THE PROBLEM: Your task is to transcribe all of the data below exactly, omitting the images.

SOURCE DATA:

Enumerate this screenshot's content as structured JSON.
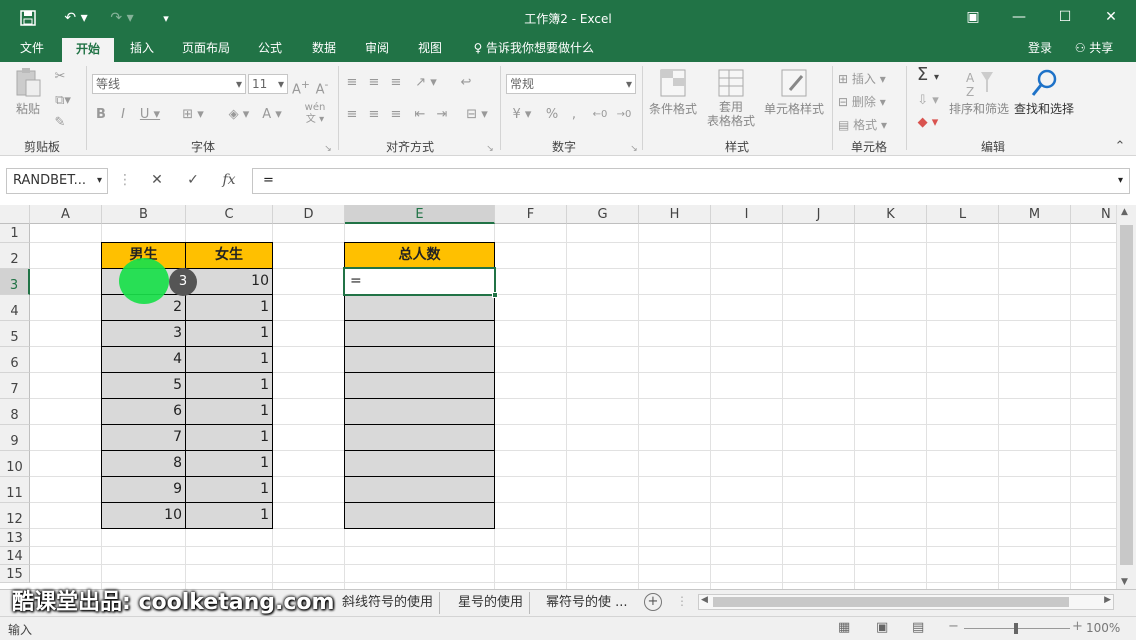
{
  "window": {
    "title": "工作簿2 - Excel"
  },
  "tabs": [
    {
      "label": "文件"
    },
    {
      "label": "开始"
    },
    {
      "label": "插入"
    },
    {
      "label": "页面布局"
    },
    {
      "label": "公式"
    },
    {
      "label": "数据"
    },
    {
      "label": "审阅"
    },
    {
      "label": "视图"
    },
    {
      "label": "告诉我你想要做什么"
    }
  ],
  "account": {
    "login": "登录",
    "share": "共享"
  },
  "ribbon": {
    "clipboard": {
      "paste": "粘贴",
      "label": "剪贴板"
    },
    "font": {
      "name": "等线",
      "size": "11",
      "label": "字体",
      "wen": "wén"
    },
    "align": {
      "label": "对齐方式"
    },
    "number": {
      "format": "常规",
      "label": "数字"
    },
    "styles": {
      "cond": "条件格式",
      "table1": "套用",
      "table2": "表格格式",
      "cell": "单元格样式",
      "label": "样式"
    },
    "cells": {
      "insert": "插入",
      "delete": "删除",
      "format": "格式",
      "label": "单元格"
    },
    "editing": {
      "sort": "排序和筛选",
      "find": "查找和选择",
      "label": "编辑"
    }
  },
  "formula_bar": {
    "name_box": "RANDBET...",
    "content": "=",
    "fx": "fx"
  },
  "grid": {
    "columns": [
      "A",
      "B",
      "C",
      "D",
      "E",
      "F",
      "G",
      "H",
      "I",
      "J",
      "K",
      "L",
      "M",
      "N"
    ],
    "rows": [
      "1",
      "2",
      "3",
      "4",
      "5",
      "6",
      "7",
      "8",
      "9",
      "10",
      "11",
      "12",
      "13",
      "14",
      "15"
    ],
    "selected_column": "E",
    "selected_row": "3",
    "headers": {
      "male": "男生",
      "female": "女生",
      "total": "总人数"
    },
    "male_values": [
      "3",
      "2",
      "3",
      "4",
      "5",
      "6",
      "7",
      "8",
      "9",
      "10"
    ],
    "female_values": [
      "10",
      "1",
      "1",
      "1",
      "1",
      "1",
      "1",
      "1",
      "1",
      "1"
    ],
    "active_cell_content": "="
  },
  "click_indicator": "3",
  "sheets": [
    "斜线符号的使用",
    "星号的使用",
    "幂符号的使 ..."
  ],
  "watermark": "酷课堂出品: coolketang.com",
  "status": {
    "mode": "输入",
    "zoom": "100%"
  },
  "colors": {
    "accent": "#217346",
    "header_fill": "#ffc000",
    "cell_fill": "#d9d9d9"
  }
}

EXERCISE ANSWER:
Enumerate this screenshot's content as structured JSON.
{
  "window": {
    "title": "工作簿2 - Excel"
  },
  "tabs": [
    {
      "label": "文件"
    },
    {
      "label": "开始"
    },
    {
      "label": "插入"
    },
    {
      "label": "页面布局"
    },
    {
      "label": "公式"
    },
    {
      "label": "数据"
    },
    {
      "label": "审阅"
    },
    {
      "label": "视图"
    },
    {
      "label": "告诉我你想要做什么"
    }
  ],
  "account": {
    "login": "登录",
    "share": "共享"
  },
  "ribbon": {
    "clipboard": {
      "paste": "粘贴",
      "label": "剪贴板"
    },
    "font": {
      "name": "等线",
      "size": "11",
      "label": "字体",
      "wen": "wén"
    },
    "align": {
      "label": "对齐方式"
    },
    "number": {
      "format": "常规",
      "label": "数字"
    },
    "styles": {
      "cond": "条件格式",
      "table1": "套用",
      "table2": "表格格式",
      "cell": "单元格样式",
      "label": "样式"
    },
    "cells": {
      "insert": "插入",
      "delete": "删除",
      "format": "格式",
      "label": "单元格"
    },
    "editing": {
      "sort": "排序和筛选",
      "find": "查找和选择",
      "label": "编辑"
    }
  },
  "formula_bar": {
    "name_box": "RANDBET...",
    "content": "=",
    "fx": "fx"
  },
  "grid": {
    "columns": [
      "A",
      "B",
      "C",
      "D",
      "E",
      "F",
      "G",
      "H",
      "I",
      "J",
      "K",
      "L",
      "M",
      "N"
    ],
    "rows": [
      "1",
      "2",
      "3",
      "4",
      "5",
      "6",
      "7",
      "8",
      "9",
      "10",
      "11",
      "12",
      "13",
      "14",
      "15"
    ],
    "selected_column": "E",
    "selected_row": "3",
    "headers": {
      "male": "男生",
      "female": "女生",
      "total": "总人数"
    },
    "male_values": [
      "3",
      "2",
      "3",
      "4",
      "5",
      "6",
      "7",
      "8",
      "9",
      "10"
    ],
    "female_values": [
      "10",
      "1",
      "1",
      "1",
      "1",
      "1",
      "1",
      "1",
      "1",
      "1"
    ],
    "active_cell_content": "="
  },
  "click_indicator": "3",
  "sheets": [
    "斜线符号的使用",
    "星号的使用",
    "幂符号的使 ..."
  ],
  "watermark": "酷课堂出品: coolketang.com",
  "status": {
    "mode": "输入",
    "zoom": "100%"
  },
  "colors": {
    "accent": "#217346",
    "header_fill": "#ffc000",
    "cell_fill": "#d9d9d9"
  }
}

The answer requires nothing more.